=== Data excerpts ===

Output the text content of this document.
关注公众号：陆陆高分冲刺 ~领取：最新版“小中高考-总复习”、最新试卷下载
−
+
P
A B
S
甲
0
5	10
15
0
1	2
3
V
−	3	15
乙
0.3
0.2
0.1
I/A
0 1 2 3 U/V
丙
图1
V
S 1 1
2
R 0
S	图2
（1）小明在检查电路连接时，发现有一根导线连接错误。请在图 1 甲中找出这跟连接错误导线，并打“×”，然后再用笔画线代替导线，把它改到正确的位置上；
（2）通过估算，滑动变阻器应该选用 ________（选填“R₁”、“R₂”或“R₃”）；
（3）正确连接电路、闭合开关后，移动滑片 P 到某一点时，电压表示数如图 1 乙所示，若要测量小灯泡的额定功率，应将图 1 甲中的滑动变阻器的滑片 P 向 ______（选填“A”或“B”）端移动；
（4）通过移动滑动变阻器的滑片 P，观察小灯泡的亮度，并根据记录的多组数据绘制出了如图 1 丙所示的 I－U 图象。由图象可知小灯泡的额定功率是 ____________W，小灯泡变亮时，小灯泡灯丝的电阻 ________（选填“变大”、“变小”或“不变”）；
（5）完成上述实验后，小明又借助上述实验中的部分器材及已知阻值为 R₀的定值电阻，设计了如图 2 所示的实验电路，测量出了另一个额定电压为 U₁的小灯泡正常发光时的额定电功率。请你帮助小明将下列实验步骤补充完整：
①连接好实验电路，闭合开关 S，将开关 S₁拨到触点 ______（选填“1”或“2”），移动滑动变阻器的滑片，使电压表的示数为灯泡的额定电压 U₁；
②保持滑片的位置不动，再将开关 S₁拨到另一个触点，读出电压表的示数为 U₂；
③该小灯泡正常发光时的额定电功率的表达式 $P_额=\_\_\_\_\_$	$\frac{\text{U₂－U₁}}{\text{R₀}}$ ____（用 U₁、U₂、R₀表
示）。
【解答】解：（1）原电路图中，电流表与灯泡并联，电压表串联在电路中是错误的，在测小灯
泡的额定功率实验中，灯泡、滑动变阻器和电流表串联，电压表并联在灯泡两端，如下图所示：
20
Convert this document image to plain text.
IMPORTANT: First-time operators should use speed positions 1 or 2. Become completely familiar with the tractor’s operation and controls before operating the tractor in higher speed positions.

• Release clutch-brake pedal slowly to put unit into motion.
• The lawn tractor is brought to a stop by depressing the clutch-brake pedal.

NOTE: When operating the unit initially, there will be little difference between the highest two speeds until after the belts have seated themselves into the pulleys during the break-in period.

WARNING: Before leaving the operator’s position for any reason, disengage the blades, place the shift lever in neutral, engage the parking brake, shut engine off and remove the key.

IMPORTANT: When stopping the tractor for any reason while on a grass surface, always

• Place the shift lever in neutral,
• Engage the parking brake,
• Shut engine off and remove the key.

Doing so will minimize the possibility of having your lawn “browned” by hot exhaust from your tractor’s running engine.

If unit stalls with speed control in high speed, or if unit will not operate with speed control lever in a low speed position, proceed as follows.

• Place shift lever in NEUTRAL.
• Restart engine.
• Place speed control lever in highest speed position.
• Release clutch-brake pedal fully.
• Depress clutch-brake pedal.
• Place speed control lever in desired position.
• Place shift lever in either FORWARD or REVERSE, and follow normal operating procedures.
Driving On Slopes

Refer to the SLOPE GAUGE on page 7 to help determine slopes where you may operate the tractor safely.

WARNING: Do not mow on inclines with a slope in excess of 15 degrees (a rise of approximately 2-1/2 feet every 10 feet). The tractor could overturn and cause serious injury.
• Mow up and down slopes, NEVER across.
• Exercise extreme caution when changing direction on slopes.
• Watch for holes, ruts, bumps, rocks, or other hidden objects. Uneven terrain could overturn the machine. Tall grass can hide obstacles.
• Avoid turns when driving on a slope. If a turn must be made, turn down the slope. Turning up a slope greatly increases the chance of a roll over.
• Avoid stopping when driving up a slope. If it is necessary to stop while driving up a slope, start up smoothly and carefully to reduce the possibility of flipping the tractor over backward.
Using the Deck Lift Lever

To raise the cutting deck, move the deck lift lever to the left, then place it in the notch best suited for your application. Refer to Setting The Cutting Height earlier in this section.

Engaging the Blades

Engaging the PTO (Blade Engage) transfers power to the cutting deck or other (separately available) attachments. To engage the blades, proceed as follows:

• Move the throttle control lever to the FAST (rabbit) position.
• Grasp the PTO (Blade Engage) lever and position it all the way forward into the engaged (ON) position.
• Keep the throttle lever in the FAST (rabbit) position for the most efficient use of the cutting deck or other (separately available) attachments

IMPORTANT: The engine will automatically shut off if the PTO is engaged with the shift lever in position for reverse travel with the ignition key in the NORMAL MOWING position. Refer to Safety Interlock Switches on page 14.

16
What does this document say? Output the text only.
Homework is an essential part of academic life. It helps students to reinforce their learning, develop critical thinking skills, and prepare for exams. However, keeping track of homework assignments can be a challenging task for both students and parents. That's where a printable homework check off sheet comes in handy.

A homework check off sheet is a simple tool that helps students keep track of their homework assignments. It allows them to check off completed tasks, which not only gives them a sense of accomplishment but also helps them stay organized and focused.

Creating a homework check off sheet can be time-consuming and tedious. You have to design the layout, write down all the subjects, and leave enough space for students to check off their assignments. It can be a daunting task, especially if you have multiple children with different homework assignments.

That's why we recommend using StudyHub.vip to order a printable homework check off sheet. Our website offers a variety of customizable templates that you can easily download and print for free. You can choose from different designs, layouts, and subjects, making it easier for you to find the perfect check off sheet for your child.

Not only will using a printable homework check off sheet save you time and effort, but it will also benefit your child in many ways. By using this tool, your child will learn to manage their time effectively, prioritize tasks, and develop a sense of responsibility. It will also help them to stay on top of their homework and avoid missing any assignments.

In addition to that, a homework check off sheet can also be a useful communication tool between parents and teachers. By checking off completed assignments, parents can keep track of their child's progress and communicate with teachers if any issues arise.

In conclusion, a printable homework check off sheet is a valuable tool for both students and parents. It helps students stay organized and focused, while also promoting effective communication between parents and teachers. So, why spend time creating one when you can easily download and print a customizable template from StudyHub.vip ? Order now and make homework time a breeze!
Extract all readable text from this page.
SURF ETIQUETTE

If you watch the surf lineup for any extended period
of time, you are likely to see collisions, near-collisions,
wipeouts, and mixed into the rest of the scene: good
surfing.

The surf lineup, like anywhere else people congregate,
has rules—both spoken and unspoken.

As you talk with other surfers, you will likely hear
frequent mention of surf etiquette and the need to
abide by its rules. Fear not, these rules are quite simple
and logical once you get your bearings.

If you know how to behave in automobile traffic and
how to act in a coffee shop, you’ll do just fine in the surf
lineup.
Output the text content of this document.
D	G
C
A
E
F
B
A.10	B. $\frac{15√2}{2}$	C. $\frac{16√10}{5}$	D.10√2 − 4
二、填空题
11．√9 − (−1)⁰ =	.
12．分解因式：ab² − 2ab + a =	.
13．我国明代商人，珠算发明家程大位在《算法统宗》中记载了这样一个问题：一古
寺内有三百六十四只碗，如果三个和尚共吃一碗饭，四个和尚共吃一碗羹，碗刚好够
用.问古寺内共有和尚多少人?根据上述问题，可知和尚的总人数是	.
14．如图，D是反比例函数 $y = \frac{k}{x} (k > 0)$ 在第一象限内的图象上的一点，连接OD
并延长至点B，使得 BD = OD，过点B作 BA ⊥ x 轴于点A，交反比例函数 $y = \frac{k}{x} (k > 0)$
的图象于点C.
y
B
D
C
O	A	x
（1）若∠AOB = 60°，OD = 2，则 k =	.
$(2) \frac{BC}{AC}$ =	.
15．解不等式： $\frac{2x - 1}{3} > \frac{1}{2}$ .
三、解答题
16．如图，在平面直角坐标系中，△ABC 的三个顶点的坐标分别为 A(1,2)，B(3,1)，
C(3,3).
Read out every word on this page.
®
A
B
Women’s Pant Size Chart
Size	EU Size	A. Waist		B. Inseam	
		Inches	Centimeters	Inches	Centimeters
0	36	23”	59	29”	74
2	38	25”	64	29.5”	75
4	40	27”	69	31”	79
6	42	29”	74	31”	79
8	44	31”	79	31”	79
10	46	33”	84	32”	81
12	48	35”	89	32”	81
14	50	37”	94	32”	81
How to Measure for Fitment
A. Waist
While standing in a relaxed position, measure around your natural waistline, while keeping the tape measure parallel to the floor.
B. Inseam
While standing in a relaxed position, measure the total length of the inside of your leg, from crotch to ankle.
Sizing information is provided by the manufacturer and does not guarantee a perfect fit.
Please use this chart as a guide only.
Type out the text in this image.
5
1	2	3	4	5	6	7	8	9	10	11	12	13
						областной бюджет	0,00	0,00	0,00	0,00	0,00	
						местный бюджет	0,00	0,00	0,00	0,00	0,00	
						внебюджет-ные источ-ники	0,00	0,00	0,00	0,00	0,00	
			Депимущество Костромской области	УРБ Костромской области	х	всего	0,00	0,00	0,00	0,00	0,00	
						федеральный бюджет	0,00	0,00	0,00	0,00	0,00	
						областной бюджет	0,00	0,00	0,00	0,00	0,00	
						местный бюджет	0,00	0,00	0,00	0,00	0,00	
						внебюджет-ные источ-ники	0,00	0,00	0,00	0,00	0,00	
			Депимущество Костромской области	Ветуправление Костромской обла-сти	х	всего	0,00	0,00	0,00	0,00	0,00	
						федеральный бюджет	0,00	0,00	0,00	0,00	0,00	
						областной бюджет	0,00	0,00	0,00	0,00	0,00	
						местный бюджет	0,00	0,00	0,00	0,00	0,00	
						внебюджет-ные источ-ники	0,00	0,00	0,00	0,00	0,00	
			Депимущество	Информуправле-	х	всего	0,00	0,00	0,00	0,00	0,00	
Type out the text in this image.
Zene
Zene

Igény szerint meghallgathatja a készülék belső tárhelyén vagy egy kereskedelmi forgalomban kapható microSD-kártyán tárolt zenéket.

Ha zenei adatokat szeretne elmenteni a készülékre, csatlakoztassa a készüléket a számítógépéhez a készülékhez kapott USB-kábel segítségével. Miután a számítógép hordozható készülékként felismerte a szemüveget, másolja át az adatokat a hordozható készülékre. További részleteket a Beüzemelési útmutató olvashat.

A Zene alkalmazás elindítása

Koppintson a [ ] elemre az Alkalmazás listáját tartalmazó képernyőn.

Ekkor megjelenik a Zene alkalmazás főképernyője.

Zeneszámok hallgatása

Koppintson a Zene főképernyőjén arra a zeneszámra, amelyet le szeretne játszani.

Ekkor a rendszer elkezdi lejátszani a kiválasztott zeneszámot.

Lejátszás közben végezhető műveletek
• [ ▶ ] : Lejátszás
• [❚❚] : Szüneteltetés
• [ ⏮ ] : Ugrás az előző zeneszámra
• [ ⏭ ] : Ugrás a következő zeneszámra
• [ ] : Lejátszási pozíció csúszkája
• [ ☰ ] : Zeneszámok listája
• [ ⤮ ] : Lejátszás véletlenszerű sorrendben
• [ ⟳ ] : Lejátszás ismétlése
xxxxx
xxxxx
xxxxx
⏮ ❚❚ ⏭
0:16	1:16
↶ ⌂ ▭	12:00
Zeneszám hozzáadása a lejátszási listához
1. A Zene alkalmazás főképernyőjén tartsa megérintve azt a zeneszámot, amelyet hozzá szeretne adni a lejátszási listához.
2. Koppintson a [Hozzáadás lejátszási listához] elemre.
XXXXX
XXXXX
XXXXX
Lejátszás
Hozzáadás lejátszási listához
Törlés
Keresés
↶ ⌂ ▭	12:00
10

===

*What the task asks:* Locate the word "remove" in the records above, and return each line that has it.

*Problem solution:*
WARNING: Before leaving the operator’s position for any reason, disengage the blades, place the shift lever in neutral, engage the parking brake, shut engine off and remove the key.
• Shut engine off and remove the key.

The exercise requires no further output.